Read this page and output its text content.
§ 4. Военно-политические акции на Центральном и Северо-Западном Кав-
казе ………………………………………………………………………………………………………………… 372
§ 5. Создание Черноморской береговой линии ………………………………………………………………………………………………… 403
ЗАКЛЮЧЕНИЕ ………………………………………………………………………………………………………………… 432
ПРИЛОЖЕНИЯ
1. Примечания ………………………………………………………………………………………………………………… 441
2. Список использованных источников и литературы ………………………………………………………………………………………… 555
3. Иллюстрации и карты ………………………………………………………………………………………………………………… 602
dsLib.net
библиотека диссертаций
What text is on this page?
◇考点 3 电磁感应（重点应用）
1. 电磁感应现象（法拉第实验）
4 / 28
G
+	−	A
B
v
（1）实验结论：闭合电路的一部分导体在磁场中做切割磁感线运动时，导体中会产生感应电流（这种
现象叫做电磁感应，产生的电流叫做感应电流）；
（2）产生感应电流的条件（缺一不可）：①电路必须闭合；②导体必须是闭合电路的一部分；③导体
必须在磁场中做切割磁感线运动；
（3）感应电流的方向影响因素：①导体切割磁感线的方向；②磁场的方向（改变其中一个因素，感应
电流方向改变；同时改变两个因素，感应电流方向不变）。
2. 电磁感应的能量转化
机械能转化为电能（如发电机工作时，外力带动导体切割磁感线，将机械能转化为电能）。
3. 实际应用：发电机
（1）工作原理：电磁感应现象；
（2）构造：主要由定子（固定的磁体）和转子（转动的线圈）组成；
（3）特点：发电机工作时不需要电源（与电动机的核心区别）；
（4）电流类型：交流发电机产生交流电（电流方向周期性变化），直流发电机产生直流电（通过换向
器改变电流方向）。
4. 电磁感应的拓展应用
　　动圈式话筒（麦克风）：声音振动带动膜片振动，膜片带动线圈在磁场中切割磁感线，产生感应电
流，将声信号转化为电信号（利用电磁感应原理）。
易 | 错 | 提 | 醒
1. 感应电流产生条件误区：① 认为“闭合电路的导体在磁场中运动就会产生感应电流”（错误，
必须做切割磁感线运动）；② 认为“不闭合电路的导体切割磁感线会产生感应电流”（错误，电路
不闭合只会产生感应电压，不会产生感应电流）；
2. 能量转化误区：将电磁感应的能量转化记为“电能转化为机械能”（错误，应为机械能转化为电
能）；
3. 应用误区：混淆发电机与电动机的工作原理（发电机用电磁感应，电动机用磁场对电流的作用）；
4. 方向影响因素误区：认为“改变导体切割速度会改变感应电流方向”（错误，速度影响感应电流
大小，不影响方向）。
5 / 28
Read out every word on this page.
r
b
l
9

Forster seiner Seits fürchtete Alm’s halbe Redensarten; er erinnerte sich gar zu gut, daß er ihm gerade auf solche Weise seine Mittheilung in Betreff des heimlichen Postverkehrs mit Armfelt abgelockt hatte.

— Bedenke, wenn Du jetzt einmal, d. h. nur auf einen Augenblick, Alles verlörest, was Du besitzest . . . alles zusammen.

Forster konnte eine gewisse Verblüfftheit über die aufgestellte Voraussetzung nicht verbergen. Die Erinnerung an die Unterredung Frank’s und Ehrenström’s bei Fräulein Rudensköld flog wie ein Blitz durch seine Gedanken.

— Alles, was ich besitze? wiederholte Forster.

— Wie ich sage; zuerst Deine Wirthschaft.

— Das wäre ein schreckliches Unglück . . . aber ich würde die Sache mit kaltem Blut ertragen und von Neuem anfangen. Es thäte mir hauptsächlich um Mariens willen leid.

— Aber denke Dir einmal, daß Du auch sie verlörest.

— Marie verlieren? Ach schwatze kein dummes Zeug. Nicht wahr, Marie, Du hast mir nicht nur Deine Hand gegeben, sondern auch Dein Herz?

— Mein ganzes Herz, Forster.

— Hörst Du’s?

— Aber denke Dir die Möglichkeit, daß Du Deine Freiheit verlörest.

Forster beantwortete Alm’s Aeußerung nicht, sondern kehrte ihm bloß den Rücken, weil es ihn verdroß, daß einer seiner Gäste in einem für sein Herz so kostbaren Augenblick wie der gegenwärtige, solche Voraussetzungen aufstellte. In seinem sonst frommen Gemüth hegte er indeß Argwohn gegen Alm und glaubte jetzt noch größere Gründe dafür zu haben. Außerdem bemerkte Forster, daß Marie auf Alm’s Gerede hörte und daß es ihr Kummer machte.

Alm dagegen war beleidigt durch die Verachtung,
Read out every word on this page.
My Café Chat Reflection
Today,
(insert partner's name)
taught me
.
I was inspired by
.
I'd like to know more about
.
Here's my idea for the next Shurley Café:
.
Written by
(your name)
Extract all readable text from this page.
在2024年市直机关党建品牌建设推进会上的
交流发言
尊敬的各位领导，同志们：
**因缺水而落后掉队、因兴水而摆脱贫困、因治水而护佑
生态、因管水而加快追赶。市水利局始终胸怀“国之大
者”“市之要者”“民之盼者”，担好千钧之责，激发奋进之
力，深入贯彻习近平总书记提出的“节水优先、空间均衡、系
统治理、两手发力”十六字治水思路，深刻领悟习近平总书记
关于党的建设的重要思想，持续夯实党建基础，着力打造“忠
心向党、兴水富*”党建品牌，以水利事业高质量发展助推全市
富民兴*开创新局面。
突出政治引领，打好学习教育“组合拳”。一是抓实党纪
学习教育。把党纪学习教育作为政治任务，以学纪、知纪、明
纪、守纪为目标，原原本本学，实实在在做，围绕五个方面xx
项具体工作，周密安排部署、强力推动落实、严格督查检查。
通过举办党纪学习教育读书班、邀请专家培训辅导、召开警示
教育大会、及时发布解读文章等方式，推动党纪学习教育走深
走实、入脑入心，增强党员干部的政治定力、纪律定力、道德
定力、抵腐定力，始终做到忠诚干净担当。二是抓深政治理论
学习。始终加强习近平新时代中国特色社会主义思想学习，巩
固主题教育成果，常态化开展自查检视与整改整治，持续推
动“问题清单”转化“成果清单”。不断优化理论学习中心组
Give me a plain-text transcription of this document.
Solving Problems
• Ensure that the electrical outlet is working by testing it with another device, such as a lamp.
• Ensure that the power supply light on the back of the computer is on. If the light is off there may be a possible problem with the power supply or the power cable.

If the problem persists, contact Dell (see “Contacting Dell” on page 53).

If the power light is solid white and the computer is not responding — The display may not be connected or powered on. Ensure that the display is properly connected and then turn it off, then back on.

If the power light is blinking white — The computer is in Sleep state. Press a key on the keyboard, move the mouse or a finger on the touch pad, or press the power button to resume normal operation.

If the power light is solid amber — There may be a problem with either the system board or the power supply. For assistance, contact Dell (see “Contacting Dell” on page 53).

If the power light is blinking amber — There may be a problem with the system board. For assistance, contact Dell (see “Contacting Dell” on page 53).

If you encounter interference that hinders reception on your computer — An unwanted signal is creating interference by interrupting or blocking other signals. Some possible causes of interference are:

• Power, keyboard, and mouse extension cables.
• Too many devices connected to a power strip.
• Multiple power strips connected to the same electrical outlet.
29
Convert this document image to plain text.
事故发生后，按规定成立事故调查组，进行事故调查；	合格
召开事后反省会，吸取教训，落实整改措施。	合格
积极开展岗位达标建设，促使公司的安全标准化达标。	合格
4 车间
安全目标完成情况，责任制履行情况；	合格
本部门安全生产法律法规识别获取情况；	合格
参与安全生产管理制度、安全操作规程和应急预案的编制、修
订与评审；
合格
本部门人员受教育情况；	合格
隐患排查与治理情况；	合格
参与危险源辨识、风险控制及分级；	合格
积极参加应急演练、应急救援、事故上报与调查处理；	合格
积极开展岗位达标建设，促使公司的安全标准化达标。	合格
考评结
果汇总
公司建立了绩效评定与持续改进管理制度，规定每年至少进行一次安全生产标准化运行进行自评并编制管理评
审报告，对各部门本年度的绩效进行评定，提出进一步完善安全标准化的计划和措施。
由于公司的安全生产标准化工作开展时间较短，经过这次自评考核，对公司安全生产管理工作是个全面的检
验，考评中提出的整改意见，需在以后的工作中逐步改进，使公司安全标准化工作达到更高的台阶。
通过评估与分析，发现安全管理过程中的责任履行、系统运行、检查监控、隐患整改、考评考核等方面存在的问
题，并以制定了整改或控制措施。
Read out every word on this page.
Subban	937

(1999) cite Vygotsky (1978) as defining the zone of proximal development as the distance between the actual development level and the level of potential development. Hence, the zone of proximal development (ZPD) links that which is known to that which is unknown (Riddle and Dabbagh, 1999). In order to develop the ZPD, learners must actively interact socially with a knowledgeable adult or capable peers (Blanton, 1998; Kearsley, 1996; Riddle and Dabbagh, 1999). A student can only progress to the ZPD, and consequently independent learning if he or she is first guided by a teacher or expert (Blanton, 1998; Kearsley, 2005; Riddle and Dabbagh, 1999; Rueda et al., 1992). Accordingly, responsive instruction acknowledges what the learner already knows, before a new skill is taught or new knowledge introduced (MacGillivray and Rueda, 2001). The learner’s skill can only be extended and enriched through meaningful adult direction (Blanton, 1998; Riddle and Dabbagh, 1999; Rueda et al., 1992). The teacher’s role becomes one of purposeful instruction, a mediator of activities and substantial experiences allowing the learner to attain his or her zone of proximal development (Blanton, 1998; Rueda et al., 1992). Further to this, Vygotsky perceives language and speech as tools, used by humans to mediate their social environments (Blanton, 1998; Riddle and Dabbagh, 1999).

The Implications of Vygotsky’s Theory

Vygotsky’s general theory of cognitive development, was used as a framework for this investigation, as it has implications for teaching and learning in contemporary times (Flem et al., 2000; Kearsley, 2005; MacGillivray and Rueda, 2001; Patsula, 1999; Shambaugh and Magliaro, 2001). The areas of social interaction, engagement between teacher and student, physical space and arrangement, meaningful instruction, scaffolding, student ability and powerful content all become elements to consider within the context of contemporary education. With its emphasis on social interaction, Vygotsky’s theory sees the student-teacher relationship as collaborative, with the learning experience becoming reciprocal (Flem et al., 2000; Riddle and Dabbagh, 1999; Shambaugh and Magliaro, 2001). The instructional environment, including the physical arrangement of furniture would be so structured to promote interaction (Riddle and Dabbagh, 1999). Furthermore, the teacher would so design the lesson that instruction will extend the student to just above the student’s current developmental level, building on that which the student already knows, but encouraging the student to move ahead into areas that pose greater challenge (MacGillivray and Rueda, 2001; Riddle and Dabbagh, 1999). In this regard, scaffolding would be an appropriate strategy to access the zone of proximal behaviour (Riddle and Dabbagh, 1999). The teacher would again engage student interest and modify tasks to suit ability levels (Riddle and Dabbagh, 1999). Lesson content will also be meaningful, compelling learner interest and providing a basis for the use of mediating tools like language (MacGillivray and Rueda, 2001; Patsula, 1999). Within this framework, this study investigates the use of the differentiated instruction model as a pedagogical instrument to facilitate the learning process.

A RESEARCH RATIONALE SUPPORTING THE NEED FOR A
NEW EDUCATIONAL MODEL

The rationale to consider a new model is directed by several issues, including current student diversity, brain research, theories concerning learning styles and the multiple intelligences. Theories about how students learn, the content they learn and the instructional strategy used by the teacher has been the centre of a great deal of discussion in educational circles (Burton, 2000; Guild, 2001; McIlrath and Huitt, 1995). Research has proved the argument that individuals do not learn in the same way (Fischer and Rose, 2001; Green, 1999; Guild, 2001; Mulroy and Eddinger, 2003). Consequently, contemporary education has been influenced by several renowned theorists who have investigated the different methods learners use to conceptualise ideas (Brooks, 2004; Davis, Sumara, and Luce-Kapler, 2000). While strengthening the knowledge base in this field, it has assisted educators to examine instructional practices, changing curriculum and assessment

- _Written problem_: Keep only the lines that hold the string "mouse", and copy them out.

- _Complete output_:
If the power light is blinking white — The computer is in Sleep state. Press a key on the keyboard, move the mouse or a finger on the touch pad, or press the power button to resume normal operation.
• Power, keyboard, and mouse extension cables.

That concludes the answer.